Written exercise 1 -> From the article on the 2013 NCAA men's ice hockey tournament, reproduce the passage starting at "This year’s Frozen" and ending at "University of Michigan)".
Written exercise 2 -> In two sentences, summarize the article on the 2013 NCAA men's ice hockey tournament.
Written exercise 3 -> According to the article on the 2013 NCAA men's ice hockey tournament, which venue hosted the Midwest Regional?

2013 NCAA Division I men's ice hockey tournament
- 2013 Frozen Four logo
- Teams: 16
- Finals site: Consol Energy Center,; Pittsburgh, Pennsylvania;
- Champions: Yale Bulldogs (1st title)
- Runner-up: Quinnipiac Bobcats (1st title game)
- Semifinalists: St. Cloud State Huskies (1st Frozen Four); Massachusetts–Lowell River Hawks (1st Frozen Four);
- Winning coach: Keith Allain (1st title)
- MOP: Andrew Miller (Yale)
- Attendance: 18,184 (Championship) 53,040 (Frozen Four) 109,940 (Tournament)

= 2013 NCAA Division I men's ice hockey tournament =

The 2013 NCAA Division I men's ice hockey tournament was the national championship tournament for men's college ice hockey in the United States in 2013. The tournament involved 16 teams in single-elimination play to determine the national champion at the Division I level of the National Collegiate Athletic Association (NCAA), the highest level of competition in college hockey. The tournament's Frozen Four – the semifinals and finals – was hosted by Robert Morris University at the Consol Energy Center in Pittsburgh. Robert Morris' bid to host was co-sponsored by VisitPittsburgh and the Pittsburgh Penguins.

Yale defeated Quinnipiac 4–0 in the championship game to win the program's first NCAA title. This was the first time since 1978 that two teams from ECAC Hockey reached the national championship game.

This year’s Frozen Four was the second year in a row to feature multiple teams making their first appearances, with Massachusetts-Lowell, Quinnipiac and St. Cloud State all making their Frozen Four debut.

==Tournament procedure==

The tournament consists of four groups of four teams in regional brackets. The four regionals are officially named after their geographic areas. The following were the sites for the 2013 regionals:
- March 29 and 30
Northeast Regional, Verizon Wireless Arena – Manchester, New Hampshire (Host: University of New Hampshire)
West Regional, Van Andel Arena – Grand Rapids, Michigan (Host: University of Michigan)
- March 30 and 31
East Regional, Dunkin' Donuts Center – Providence, Rhode Island (Host: Brown University)
Midwest Regional, Huntington Center – Toledo, Ohio (Host: Bowling Green State University)

The winner of each regional will advance to the Frozen Four:
- April 11 and 13
Consol Energy Center – Pittsburgh, Pennsylvania (Host: Robert Morris University)

==Qualifying teams==
The at-large bids and seeding for each team in the tournament were announced on March 24. The Western Collegiate Hockey Association (WCHA) had six teams receive a berth in the tournament, ECAC Hockey and Hockey East each had three teams receive a berth, and the Central Collegiate Hockey Association (CCHA) and Atlantic Hockey each had two teams receive a berth.

(Spatial layout entries)
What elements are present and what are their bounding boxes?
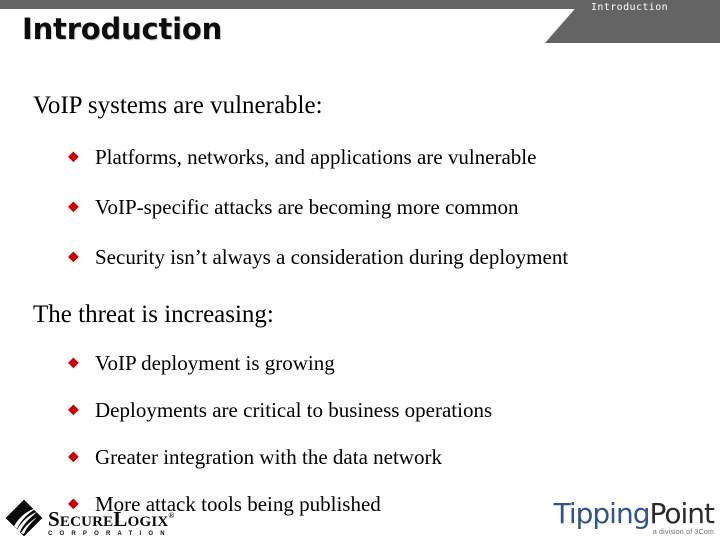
tippingpoint-logo: TippingPoint a division of 3Com: [553, 497, 715, 537]
section-heading: VoIP systems are vulnerable:: [33, 92, 323, 119]
list-item-label: Deployments are critical to business ope…: [95, 398, 493, 422]
tippingpoint-name-first: Tipping: [553, 497, 651, 530]
content-section: VoIP systems are vulnerable: ◆ Platforms…: [0, 92, 720, 270]
securelogix-diamond-icon: [5, 499, 44, 538]
list-item-label: Platforms, networks, and applications ar…: [95, 145, 537, 169]
tippingpoint-tagline: a division of 3Com: [652, 529, 714, 536]
list-item: ◆ Deployments are critical to business o…: [0, 398, 720, 423]
diamond-bullet-icon: ◆: [68, 249, 79, 265]
diamond-bullet-icon: ◆: [68, 355, 79, 371]
diamond-bullet-icon: ◆: [68, 199, 79, 215]
tippingpoint-name-second: Point: [649, 497, 715, 530]
securelogix-wordmark: SecureLogix® CORPORATION: [48, 509, 175, 538]
tippingpoint-wordmark: TippingPoint: [553, 497, 715, 530]
diamond-bullet-icon: ◆: [68, 449, 79, 465]
list-item: ◆ Platforms, networks, and applications …: [0, 145, 720, 170]
list-item-label: Greater integration with the data networ…: [95, 445, 442, 469]
diamond-bullet-icon: ◆: [68, 149, 79, 165]
slide-body: VoIP systems are vulnerable: ◆ Platforms…: [0, 62, 720, 540]
list-item: ◆ VoIP-specific attacks are becoming mor…: [0, 195, 720, 220]
list-item-label: VoIP-specific attacks are becoming more …: [95, 195, 519, 219]
securelogix-name: SecureLogix®: [48, 509, 175, 530]
registered-mark-icon: ®: [168, 511, 175, 520]
header-banner-label: Introduction: [591, 2, 669, 13]
presentation-slide: Introduction Introduction VoIP systems a…: [0, 0, 720, 540]
list-item: ◆ VoIP deployment is growing: [0, 351, 720, 376]
list-item: ◆ Greater integration with the data netw…: [0, 445, 720, 470]
header-banner-shape: [545, 9, 720, 43]
page-title: Introduction: [22, 12, 223, 46]
diamond-bullet-icon: ◆: [68, 402, 79, 418]
securelogix-logo: SecureLogix® CORPORATION: [5, 498, 175, 538]
section-heading: The threat is increasing:: [33, 301, 274, 328]
securelogix-subtitle: CORPORATION: [48, 531, 172, 537]
securelogix-name-text: SecureLogix: [48, 507, 169, 531]
list-item-label: VoIP deployment is growing: [95, 351, 335, 375]
list-item-label: Security isn’t always a consideration du…: [95, 245, 569, 269]
bullet-list: ◆ Platforms, networks, and applications …: [0, 145, 720, 270]
list-item: ◆ Security isn’t always a consideration …: [0, 245, 720, 270]
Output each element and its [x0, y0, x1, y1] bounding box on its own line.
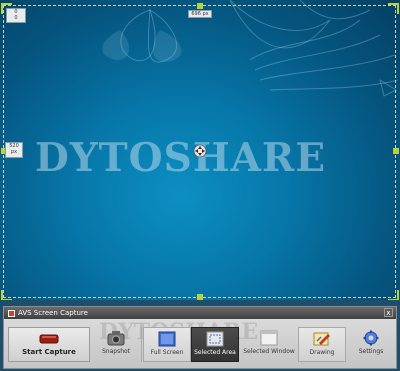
selected-area-button[interactable]: Selected Area — [191, 327, 239, 362]
resize-corner-bottom-left[interactable] — [1, 290, 12, 300]
settings-button[interactable]: Settings — [348, 327, 394, 362]
width-label: 696 px — [188, 10, 212, 18]
toolbar: DYTOSHARE Start Capture Snapshot Full Sc… — [4, 319, 396, 368]
resize-handle-right[interactable] — [393, 148, 399, 154]
window-title: AVS Screen Capture — [18, 309, 88, 317]
snapshot-button[interactable]: Snapshot — [92, 327, 140, 362]
record-icon — [39, 334, 59, 344]
resize-handle-top[interactable] — [197, 3, 203, 9]
drawing-icon — [313, 332, 330, 346]
selected-window-label: Selected Window — [243, 348, 295, 355]
title-bar[interactable]: AVS Screen Capture x — [4, 307, 396, 319]
drawing-button[interactable]: Drawing — [298, 327, 346, 362]
settings-label: Settings — [358, 348, 384, 355]
full-screen-button[interactable]: Full Screen — [143, 327, 191, 362]
selected-area-icon — [206, 331, 224, 347]
window-icon — [260, 330, 278, 346]
desktop-background: 0 0 696 px 520 px DYTOSHARE — [0, 0, 400, 300]
drawing-label: Drawing — [309, 349, 335, 356]
selected-area-label: Selected Area — [194, 349, 236, 356]
snapshot-label: Snapshot — [101, 348, 131, 355]
watermark-text: DYTOSHARE — [35, 135, 327, 181]
move-icon[interactable] — [193, 144, 207, 158]
resize-handle-bottom[interactable] — [197, 294, 203, 300]
height-label: 520 px — [5, 142, 23, 158]
camera-icon — [107, 331, 125, 346]
resize-corner-bottom-right[interactable] — [388, 290, 399, 300]
avs-screen-capture-window: AVS Screen Capture x DYTOSHARE Start Cap… — [3, 306, 397, 369]
resize-corner-top-right[interactable] — [388, 3, 399, 14]
app-icon — [8, 309, 15, 317]
gear-icon — [363, 330, 379, 346]
full-screen-icon — [158, 331, 176, 347]
start-capture-label: Start Capture — [22, 348, 76, 356]
separator — [141, 327, 142, 362]
full-screen-label: Full Screen — [150, 349, 184, 356]
start-capture-button[interactable]: Start Capture — [8, 327, 90, 362]
close-button[interactable]: x — [384, 308, 393, 317]
position-label: 0 0 — [6, 8, 26, 23]
selected-window-button[interactable]: Selected Window — [242, 327, 296, 362]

Finished answer 1 ->
This year’s Frozen Four was the second year in a row to feature multiple teams making their first appearances, with Massachusetts-Lowell, Quinnipiac and St. Cloud State all making their Frozen Four debut.

==Tournament procedure==

The tournament consists of four groups of four teams in regional brackets. The four regionals are officially named after their geographic areas. The following were the sites for the 2013 regionals:
- March 29 and 30
Northeast Regional, Verizon Wireless Arena – Manchester, New Hampshire (Host: University of New Hampshire)
West Regional, Van Andel Arena – Grand Rapids, Michigan (Host: University of Michigan)

Finished answer 2 -> The 2013 NCAA Division I men's ice hockey tournament was a 16-team single-elimination national championship, with its Frozen Four hosted by Robert Morris University at the Consol Energy Center in Pittsburgh. Yale beat Quinnipiac 4–0 in the final to win the program's first NCAA title, the first time since 1978 that two ECAC Hockey teams met in the championship game.

Finished answer 3 -> The Huntington Center in Toledo, Ohio.